→ **PAGE EXCERPT**
◆ ◆ ◆
Overview
- Manufacturer: Daimler-Mercedes (Daimler AG)
- Production: 1924-1929

Layout
- Configuration: Inline-6
- Displacement: 3.9–4.0 L (238–244 cu in)
- Cylinder bore: 80 mm (3.1 in)
- Piston stroke: 130 mm (5.1 in)
- Valvetrain: 12-valve, SOHC, two-valves per cylinder
- Compression ratio: 4.7:1

Combustion
- Supercharger: Roots-type supercharger
- Fuel system: Carburetor
- Fuel type: Gasoline
- Oil system: Dry sump

Output
- Power output: 69–99 hp (51–74 kW)
- Torque output: 129–170 lb⋅ft (175–230 N⋅m)

= Daimler M836 engine =

The Daimler-Mercedes M836 engine is a naturally-aspirated and supercharged, 3.9-liter to 4.0-liter, straight-6, internal combustion piston engine, designed, developed and produced by Mercedes-Benz, in partnership with Daimler; between 1924 and 1929.

==M836 engine==
The six-cylinder in-line 3920 cc engine featured an overhead camshaft which at the time was an unusual feature, with “bevel linkage”. However, it was the switchable supercharger (”Kompressor”), adopted from the company's racing cars, that attracted most of the attention. With the device switched off maximum claimed output was of 70 PS at 3,100 rpm: with the supercharger operating, maximum output rose to 100 PS.

The top speed listed was 105 km/h (65 mph) or 112 km/h (70 mph) according to which of the two offered final drive ratios was fitted.
◆ ◆ ◆
→ **INFORMATION SHOWN**
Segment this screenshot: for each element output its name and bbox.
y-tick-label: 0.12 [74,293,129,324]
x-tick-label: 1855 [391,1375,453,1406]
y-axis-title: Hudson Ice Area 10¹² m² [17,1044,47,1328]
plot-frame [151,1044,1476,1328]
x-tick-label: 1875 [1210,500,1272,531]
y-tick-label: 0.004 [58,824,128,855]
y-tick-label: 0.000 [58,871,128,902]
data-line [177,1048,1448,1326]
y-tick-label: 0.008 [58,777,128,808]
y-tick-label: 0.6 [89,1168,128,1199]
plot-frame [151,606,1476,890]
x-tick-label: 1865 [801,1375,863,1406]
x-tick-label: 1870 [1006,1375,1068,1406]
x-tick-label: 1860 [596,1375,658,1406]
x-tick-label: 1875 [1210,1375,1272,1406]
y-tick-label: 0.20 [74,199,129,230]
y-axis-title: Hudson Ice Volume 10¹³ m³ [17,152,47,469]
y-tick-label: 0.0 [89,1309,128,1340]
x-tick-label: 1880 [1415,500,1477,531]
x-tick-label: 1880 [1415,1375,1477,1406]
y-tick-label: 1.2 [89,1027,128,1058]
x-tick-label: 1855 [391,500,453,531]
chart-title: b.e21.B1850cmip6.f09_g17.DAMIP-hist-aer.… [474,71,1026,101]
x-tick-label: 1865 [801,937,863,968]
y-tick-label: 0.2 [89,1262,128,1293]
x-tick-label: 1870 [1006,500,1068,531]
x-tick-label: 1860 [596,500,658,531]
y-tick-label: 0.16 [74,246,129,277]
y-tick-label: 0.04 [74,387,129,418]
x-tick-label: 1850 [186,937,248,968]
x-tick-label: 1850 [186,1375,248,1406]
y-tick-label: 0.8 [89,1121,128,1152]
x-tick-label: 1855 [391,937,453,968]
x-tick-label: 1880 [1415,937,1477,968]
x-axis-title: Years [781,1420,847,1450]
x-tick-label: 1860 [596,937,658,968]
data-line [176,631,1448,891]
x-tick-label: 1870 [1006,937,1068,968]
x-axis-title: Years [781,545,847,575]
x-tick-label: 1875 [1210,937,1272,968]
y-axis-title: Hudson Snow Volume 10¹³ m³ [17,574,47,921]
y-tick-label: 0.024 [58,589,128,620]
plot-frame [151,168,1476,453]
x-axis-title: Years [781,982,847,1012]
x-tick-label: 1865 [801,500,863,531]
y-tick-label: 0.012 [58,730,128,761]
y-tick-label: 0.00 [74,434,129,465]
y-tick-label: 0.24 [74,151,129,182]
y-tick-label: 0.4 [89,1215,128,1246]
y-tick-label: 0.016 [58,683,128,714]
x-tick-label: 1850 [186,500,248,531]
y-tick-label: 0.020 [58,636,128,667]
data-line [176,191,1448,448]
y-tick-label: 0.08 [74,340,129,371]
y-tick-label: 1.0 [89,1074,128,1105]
◆ ◆ ◆
→ **TASK 1**
Name every heading that groups the specifications at the top of the engine page.
→ **TASK 2**
From the engine page, retype the passage beginning at the words "- Cylinder bore: 80" and ending after "lb⋅ft (175–230 N⋅m)".

→ **RESPONSE 1**
Overview, Layout, Combustion, Output

→ **RESPONSE 2**
- Cylinder bore: 80 mm (3.1 in)
- Piston stroke: 130 mm (5.1 in)
- Valvetrain: 12-valve, SOHC, two-valves per cylinder
- Compression ratio: 4.7:1

Combustion
- Supercharger: Roots-type supercharger
- Fuel system: Carburetor
- Fuel type: Gasoline
- Oil system: Dry sump

Output
- Power output: 69–99 hp (51–74 kW)
- Torque output: 129–170 lb⋅ft (175–230 N⋅m)